--- Begin Material to process ---

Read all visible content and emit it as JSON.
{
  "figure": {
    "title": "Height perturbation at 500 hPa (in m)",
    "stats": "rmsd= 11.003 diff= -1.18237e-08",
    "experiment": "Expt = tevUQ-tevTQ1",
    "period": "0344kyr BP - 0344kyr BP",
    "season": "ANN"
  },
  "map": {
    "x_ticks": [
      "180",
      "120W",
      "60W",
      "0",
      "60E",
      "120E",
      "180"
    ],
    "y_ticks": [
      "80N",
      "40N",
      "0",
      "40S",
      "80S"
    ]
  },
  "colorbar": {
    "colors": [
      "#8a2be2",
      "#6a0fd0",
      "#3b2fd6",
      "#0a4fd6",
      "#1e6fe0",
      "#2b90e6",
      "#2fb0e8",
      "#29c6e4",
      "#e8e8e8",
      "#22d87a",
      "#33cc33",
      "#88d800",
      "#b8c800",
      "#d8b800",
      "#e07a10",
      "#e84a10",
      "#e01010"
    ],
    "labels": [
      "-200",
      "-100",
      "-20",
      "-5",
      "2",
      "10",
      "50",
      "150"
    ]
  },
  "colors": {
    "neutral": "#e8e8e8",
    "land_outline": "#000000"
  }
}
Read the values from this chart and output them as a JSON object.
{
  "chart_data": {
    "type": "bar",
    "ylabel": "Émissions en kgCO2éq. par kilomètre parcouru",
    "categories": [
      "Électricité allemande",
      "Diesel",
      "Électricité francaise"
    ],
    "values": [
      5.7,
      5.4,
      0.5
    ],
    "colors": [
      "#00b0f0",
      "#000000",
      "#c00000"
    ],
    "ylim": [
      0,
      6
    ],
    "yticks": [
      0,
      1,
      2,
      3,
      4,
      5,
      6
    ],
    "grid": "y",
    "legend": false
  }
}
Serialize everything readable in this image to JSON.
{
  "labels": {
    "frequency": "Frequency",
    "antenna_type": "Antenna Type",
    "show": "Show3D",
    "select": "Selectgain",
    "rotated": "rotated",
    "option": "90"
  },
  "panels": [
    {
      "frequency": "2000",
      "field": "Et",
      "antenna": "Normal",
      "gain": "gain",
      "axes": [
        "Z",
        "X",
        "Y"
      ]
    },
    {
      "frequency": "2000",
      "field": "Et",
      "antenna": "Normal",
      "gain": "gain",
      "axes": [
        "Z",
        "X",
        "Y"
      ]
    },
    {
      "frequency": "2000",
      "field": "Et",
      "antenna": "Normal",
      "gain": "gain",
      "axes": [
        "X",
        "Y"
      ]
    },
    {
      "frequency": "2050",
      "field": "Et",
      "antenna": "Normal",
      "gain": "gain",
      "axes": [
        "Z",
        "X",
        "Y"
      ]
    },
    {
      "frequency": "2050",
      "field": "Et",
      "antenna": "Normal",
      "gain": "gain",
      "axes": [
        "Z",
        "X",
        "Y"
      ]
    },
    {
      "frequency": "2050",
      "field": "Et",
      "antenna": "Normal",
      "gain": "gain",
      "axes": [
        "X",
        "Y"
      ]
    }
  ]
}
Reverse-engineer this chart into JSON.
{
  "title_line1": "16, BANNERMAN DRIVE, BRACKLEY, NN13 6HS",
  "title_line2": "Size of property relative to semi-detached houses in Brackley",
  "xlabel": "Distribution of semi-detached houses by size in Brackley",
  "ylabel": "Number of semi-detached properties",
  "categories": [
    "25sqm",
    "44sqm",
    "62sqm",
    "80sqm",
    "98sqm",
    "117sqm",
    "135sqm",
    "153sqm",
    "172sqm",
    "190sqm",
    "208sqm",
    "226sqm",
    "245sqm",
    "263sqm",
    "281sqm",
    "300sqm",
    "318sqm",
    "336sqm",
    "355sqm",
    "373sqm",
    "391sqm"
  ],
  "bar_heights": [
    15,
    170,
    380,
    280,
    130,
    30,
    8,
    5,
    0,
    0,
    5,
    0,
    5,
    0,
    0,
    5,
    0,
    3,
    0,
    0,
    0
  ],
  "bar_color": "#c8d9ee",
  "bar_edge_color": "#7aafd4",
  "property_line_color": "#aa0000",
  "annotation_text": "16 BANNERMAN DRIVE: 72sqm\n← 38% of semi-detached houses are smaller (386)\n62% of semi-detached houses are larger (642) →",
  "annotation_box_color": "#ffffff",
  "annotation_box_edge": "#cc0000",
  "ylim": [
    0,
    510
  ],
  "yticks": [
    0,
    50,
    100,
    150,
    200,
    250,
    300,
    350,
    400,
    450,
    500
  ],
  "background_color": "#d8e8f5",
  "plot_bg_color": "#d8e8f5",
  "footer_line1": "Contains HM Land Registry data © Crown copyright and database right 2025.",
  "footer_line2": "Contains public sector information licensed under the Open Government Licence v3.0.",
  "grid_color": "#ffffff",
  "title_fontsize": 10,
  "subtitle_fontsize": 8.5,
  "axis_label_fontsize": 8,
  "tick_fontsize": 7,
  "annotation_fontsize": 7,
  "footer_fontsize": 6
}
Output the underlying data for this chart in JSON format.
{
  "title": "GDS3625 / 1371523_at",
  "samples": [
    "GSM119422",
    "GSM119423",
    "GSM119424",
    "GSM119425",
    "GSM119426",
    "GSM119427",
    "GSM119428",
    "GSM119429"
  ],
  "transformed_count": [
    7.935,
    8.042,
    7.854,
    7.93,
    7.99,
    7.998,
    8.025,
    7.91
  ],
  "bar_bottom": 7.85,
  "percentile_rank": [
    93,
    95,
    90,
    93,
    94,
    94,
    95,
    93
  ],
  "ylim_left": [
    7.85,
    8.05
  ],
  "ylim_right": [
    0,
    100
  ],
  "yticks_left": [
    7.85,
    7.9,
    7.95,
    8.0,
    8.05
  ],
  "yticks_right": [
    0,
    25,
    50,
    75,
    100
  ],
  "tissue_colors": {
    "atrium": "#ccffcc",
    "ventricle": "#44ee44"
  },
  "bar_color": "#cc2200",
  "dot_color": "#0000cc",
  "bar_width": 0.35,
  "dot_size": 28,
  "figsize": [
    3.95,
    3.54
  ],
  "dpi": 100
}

--- End Material to process ---

Aim of the exercise: Exact copies of all the records are required.

Response below:
Read all visible content and emit it as JSON.
{
  "figure": {
    "title": "Height perturbation at 500 hPa (in m)",
    "stats": "rmsd= 11.003 diff= -1.18237e-08",
    "experiment": "Expt = tevUQ-tevTQ1",
    "period": "0344kyr BP - 0344kyr BP",
    "season": "ANN"
  },
  "map": {
    "x_ticks": [
      "180",
      "120W",
      "60W",
      "0",
      "60E",
      "120E",
      "180"
    ],
    "y_ticks": [
      "80N",
      "40N",
      "0",
      "40S",
      "80S"
    ]
  },
  "colorbar": {
    "colors": [
      "#8a2be2",
      "#6a0fd0",
      "#3b2fd6",
      "#0a4fd6",
      "#1e6fe0",
      "#2b90e6",
      "#2fb0e8",
      "#29c6e4",
      "#e8e8e8",
      "#22d87a",
      "#33cc33",
      "#88d800",
      "#b8c800",
      "#d8b800",
      "#e07a10",
      "#e84a10",
      "#e01010"
    ],
    "labels": [
      "-200",
      "-100",
      "-20",
      "-5",
      "2",
      "10",
      "50",
      "150"
    ]
  },
  "colors": {
    "neutral": "#e8e8e8",
    "land_outline": "#000000"
  }
}
Read the values from this chart and output them as a JSON object.
{
  "chart_data": {
    "type": "bar",
    "ylabel": "Émissions en kgCO2éq. par kilomètre parcouru",
    "categories": [
      "Électricité allemande",
      "Diesel",
      "Électricité francaise"
    ],
    "values": [
      5.7,
      5.4,
      0.5
    ],
    "colors": [
      "#00b0f0",
      "#000000",
      "#c00000"
    ],
    "ylim": [
      0,
      6
    ],
    "yticks": [
      0,
      1,
      2,
      3,
      4,
      5,
      6
    ],
    "grid": "y",
    "legend": false
  }
}
Serialize everything readable in this image to JSON.
{
  "labels": {
    "frequency": "Frequency",
    "antenna_type": "Antenna Type",
    "show": "Show3D",
    "select": "Selectgain",
    "rotated": "rotated",
    "option": "90"
  },
  "panels": [
    {
      "frequency": "2000",
      "field": "Et",
      "antenna": "Normal",
      "gain": "gain",
      "axes": [
        "Z",
        "X",
        "Y"
      ]
    },
    {
      "frequency": "2000",
      "field": "Et",
      "antenna": "Normal",
      "gain": "gain",
      "axes": [
        "Z",
        "X",
        "Y"
      ]
    },
    {
      "frequency": "2000",
      "field": "Et",
      "antenna": "Normal",
      "gain": "gain",
      "axes": [
        "X",
        "Y"
      ]
    },
    {
      "frequency": "2050",
      "field": "Et",
      "antenna": "Normal",
      "gain": "gain",
      "axes": [
        "Z",
        "X",
        "Y"
      ]
    },
    {
      "frequency": "2050",
      "field": "Et",
      "antenna": "Normal",
      "gain": "gain",
      "axes": [
        "Z",
        "X",
        "Y"
      ]
    },
    {
      "frequency": "2050",
      "field": "Et",
      "antenna": "Normal",
      "gain": "gain",
      "axes": [
        "X",
        "Y"
      ]
    }
  ]
}
Reverse-engineer this chart into JSON.
{
  "title_line1": "16, BANNERMAN DRIVE, BRACKLEY, NN13 6HS",
  "title_line2": "Size of property relative to semi-detached houses in Brackley",
  "xlabel": "Distribution of semi-detached houses by size in Brackley",
  "ylabel": "Number of semi-detached properties",
  "categories": [
    "25sqm",
    "44sqm",
    "62sqm",
    "80sqm",
    "98sqm",
    "117sqm",
    "135sqm",
    "153sqm",
    "172sqm",
    "190sqm",
    "208sqm",
    "226sqm",
    "245sqm",
    "263sqm",
    "281sqm",
    "300sqm",
    "318sqm",
    "336sqm",
    "355sqm",
    "373sqm",
    "391sqm"
  ],
  "bar_heights": [
    15,
    170,
    380,
    280,
    130,
    30,
    8,
    5,
    0,
    0,
    5,
    0,
    5,
    0,
    0,
    5,
    0,
    3,
    0,
    0,
    0
  ],
  "bar_color": "#c8d9ee",
  "bar_edge_color": "#7aafd4",
  "property_line_color": "#aa0000",
  "annotation_text": "16 BANNERMAN DRIVE: 72sqm\n← 38% of semi-detached houses are smaller (386)\n62% of semi-detached houses are larger (642) →",
  "annotation_box_color": "#ffffff",
  "annotation_box_edge": "#cc0000",
  "ylim": [
    0,
    510
  ],
  "yticks": [
    0,
    50,
    100,
    150,
    200,
    250,
    300,
    350,
    400,
    450,
    500
  ],
  "background_color": "#d8e8f5",
  "plot_bg_color": "#d8e8f5",
  "footer_line1": "Contains HM Land Registry data © Crown copyright and database right 2025.",
  "footer_line2": "Contains public sector information licensed under the Open Government Licence v3.0.",
  "grid_color": "#ffffff",
  "title_fontsize": 10,
  "subtitle_fontsize": 8.5,
  "axis_label_fontsize": 8,
  "tick_fontsize": 7,
  "annotation_fontsize": 7,
  "footer_fontsize": 6
}
Output the underlying data for this chart in JSON format.
{
  "title": "GDS3625 / 1371523_at",
  "samples": [
    "GSM119422",
    "GSM119423",
    "GSM119424",
    "GSM119425",
    "GSM119426",
    "GSM119427",
    "GSM119428",
    "GSM119429"
  ],
  "transformed_count": [
    7.935,
    8.042,
    7.854,
    7.93,
    7.99,
    7.998,
    8.025,
    7.91
  ],
  "bar_bottom": 7.85,
  "percentile_rank": [
    93,
    95,
    90,
    93,
    94,
    94,
    95,
    93
  ],
  "ylim_left": [
    7.85,
    8.05
  ],
  "ylim_right": [
    0,
    100
  ],
  "yticks_left": [
    7.85,
    7.9,
    7.95,
    8.0,
    8.05
  ],
  "yticks_right": [
    0,
    25,
    50,
    75,
    100
  ],
  "tissue_colors": {
    "atrium": "#ccffcc",
    "ventricle": "#44ee44"
  },
  "bar_color": "#cc2200",
  "dot_color": "#0000cc",
  "bar_width": 0.35,
  "dot_size": 28,
  "figsize": [
    3.95,
    3.54
  ],
  "dpi": 100
}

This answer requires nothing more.